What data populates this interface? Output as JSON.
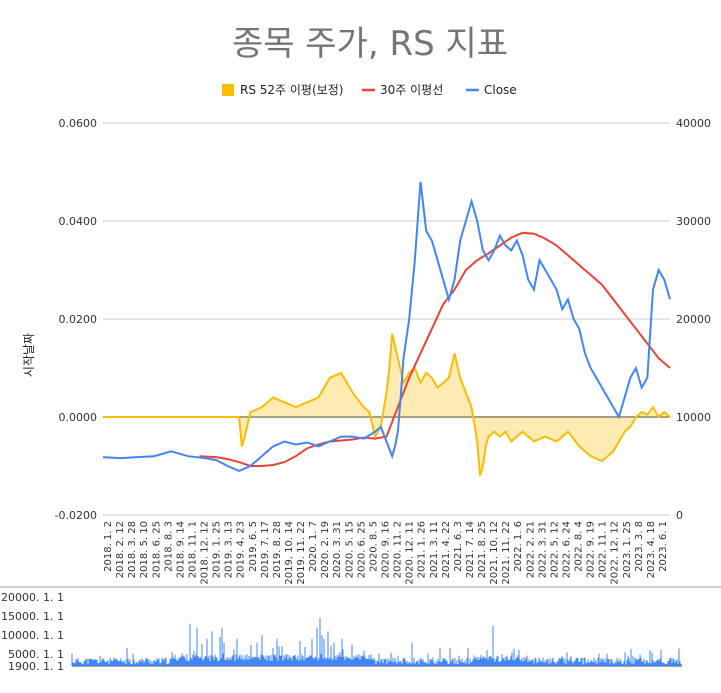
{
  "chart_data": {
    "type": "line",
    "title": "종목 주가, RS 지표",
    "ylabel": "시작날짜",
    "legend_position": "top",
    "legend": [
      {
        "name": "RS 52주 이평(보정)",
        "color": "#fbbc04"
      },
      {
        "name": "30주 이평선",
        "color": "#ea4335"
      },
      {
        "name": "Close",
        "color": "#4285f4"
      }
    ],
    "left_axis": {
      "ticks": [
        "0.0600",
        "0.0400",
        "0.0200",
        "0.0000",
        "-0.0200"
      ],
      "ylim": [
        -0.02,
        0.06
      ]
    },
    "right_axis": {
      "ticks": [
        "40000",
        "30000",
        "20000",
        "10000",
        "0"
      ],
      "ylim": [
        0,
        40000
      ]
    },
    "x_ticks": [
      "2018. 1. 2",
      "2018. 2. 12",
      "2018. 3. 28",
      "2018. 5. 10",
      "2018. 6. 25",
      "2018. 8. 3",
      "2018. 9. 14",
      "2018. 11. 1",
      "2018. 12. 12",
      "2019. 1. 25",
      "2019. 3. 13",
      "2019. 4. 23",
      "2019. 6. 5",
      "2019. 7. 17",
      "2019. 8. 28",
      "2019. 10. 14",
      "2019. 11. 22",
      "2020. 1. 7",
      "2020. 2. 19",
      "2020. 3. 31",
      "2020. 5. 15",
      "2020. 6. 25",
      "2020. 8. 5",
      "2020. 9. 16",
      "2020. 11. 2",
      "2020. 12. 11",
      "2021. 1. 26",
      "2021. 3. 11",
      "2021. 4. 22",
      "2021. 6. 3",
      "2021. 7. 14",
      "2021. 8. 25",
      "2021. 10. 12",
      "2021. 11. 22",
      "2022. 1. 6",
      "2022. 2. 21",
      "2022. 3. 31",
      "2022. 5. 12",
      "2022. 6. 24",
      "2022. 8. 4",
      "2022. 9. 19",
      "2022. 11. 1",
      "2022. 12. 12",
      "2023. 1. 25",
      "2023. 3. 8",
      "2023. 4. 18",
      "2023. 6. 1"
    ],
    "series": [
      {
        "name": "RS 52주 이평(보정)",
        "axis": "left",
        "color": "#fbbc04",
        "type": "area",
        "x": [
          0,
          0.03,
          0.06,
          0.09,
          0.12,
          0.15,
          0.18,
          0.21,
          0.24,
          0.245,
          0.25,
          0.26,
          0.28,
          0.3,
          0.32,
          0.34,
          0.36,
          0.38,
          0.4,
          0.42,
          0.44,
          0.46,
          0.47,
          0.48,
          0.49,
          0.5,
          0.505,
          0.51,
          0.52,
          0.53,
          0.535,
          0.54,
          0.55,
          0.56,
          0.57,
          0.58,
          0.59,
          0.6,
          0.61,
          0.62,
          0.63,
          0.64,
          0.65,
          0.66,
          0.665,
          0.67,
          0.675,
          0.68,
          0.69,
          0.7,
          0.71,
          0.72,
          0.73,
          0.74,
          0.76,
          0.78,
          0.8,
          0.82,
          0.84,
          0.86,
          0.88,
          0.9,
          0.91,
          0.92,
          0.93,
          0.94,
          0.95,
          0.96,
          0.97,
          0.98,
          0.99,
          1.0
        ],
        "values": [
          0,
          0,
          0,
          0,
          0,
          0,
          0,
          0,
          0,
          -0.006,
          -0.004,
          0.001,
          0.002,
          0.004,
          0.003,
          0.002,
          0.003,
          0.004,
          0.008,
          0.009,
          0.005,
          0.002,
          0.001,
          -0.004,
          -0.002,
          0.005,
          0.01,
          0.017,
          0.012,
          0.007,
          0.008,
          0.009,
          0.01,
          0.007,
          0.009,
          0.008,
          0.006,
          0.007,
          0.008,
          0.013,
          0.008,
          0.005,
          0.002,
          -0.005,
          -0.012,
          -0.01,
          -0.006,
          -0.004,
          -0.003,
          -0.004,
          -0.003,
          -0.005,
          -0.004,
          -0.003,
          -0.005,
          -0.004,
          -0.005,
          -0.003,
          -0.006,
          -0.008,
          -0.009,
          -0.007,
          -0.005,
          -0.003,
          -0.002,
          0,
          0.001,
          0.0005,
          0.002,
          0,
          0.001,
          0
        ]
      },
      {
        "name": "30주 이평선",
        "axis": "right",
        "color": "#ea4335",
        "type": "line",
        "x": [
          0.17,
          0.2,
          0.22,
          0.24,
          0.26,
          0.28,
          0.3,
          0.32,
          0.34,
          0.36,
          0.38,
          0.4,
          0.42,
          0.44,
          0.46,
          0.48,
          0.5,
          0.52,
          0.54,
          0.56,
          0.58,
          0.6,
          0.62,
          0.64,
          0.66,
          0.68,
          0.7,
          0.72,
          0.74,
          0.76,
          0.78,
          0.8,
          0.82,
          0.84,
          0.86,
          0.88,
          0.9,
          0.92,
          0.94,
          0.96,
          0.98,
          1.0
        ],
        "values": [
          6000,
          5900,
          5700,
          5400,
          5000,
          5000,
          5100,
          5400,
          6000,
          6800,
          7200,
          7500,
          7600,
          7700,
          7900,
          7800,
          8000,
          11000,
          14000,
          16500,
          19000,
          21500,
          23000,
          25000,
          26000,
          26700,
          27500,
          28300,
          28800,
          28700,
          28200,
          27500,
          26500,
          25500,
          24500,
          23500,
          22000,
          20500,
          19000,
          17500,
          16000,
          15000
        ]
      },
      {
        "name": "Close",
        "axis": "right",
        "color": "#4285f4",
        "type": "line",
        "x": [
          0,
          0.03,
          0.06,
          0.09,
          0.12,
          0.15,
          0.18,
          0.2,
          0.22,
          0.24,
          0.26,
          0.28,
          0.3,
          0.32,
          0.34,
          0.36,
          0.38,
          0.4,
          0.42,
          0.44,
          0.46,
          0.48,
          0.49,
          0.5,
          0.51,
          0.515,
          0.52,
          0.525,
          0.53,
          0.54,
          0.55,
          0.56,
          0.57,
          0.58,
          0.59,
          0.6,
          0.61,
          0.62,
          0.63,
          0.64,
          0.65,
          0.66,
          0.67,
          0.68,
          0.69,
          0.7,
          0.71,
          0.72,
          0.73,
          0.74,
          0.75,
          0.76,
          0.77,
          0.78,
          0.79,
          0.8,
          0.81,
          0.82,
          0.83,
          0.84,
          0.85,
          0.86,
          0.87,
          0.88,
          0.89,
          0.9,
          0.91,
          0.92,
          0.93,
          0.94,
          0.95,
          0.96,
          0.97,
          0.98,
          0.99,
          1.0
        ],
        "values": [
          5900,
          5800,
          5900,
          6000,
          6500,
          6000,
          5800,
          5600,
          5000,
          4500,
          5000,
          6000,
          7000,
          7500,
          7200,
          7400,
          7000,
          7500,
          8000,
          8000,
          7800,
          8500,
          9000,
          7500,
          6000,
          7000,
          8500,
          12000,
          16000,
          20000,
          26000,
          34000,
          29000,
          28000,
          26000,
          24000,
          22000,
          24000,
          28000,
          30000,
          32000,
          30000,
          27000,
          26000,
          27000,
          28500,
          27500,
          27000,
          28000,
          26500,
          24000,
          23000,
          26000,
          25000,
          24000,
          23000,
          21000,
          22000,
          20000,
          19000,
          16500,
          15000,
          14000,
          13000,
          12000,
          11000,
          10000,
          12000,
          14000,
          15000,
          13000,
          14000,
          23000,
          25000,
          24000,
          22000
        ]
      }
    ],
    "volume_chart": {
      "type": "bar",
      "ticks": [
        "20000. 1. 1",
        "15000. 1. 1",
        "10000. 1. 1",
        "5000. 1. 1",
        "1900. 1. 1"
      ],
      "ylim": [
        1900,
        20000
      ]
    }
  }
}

---

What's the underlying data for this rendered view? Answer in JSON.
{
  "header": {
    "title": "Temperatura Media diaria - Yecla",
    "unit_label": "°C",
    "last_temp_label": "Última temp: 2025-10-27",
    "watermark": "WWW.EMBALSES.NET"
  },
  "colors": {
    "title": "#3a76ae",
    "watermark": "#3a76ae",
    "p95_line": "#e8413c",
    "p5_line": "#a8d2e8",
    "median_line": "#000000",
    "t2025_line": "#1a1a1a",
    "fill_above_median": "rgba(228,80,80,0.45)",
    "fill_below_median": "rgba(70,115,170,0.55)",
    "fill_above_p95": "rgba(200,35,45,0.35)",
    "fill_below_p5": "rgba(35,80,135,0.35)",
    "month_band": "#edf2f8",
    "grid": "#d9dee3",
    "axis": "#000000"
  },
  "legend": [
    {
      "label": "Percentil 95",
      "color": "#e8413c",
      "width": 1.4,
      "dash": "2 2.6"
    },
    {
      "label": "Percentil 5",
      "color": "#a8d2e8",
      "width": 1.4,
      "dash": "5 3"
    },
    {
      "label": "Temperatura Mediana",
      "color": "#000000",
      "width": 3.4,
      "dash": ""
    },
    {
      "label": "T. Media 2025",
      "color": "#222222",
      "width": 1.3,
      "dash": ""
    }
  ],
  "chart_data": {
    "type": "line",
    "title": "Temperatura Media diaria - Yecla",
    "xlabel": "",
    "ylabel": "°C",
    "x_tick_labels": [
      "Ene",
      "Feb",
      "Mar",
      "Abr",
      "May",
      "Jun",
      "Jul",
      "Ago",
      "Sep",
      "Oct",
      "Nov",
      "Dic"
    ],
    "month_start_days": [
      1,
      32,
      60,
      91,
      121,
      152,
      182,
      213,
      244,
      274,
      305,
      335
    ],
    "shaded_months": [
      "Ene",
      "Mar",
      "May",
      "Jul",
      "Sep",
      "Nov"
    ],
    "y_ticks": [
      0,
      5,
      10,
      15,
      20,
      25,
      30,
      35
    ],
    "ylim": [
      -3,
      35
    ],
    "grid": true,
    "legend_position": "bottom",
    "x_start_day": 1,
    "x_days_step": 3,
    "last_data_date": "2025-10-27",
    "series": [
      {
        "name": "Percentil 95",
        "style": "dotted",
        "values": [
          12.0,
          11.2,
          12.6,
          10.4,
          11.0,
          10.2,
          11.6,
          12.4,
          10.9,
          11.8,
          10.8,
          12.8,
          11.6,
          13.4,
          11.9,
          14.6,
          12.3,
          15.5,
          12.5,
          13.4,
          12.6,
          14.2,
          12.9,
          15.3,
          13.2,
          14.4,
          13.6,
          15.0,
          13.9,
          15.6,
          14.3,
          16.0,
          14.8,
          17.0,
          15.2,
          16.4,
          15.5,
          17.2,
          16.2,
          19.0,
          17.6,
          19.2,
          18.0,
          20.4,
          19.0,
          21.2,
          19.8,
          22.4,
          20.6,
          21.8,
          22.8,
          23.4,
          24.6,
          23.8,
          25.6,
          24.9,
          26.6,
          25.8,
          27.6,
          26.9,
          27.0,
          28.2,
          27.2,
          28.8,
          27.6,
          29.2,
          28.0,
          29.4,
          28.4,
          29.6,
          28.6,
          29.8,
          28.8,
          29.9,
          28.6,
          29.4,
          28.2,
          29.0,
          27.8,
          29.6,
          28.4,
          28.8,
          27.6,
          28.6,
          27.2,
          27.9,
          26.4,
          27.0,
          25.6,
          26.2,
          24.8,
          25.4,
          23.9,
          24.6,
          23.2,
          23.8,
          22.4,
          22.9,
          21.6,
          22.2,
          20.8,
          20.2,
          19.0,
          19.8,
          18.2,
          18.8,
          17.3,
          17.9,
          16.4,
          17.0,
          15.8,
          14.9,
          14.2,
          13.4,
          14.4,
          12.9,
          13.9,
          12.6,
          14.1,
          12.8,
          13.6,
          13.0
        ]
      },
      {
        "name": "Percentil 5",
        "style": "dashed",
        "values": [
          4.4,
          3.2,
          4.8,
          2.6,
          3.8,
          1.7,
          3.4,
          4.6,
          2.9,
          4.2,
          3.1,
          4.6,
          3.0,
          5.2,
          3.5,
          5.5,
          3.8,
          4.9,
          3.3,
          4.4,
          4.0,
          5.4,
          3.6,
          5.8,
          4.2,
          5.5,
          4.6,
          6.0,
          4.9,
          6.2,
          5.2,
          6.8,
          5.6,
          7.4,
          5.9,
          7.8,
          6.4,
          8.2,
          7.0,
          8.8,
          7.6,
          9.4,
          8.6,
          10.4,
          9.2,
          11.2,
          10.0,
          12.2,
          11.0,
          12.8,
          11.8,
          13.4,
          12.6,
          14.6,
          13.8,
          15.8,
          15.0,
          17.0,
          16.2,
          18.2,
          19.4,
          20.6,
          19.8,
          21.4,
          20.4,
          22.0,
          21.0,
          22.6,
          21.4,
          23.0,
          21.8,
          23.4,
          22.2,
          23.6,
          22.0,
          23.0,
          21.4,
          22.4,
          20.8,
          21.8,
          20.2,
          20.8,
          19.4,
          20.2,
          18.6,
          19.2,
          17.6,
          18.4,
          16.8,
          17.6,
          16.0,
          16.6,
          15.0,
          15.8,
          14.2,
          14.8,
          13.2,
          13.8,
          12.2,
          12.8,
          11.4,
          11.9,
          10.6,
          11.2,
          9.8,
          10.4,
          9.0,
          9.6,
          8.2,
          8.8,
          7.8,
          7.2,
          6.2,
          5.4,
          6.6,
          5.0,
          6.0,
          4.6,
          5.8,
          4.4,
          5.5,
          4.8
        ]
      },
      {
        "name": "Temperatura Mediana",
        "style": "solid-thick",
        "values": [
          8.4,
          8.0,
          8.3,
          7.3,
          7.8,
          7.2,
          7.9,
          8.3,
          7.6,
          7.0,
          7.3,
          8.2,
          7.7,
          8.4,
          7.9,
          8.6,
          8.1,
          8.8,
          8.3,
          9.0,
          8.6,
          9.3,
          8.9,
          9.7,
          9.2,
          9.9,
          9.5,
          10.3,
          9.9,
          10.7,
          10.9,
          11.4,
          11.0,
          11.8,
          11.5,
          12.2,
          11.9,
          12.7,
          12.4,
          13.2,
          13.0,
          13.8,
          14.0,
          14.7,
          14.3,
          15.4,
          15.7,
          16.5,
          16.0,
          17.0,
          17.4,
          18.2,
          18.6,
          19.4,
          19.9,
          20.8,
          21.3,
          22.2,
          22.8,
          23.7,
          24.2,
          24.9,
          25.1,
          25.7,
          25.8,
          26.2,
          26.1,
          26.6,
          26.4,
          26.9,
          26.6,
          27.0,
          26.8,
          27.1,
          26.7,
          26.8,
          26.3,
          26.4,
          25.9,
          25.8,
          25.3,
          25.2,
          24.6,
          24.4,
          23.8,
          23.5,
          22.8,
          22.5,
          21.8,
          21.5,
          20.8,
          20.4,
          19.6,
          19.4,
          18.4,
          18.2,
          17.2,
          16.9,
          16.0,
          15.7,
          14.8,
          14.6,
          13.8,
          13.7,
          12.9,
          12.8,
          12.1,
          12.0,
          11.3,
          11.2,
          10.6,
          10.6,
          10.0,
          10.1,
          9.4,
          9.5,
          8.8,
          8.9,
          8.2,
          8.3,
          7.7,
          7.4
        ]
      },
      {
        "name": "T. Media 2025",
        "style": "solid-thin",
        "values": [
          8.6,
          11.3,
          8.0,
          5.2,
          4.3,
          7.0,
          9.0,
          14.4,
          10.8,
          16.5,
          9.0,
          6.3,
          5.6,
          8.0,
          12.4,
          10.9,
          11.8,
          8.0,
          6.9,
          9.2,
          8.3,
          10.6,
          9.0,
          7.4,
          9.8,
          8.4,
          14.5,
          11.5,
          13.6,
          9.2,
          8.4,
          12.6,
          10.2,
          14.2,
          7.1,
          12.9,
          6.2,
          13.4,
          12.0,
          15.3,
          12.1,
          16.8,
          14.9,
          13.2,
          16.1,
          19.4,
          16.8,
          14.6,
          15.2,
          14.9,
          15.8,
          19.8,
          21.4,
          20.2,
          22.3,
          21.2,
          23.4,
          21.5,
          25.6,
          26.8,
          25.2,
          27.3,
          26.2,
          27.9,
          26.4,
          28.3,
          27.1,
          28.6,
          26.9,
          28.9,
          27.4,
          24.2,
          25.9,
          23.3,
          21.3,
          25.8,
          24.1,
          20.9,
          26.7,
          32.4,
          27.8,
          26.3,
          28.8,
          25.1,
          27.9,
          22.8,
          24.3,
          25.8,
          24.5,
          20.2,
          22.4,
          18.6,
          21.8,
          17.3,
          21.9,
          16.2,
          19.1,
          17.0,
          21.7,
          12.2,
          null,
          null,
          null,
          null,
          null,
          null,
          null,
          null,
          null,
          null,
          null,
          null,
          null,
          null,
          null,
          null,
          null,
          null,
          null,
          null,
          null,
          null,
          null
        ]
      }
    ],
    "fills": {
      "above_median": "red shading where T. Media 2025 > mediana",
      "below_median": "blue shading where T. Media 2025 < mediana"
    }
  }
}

Given request = Report all lines of the material that contain the word "this".

Expected answer =
What data populates this interface? Output as JSON.
What's the underlying data for this rendered view? Answer in JSON.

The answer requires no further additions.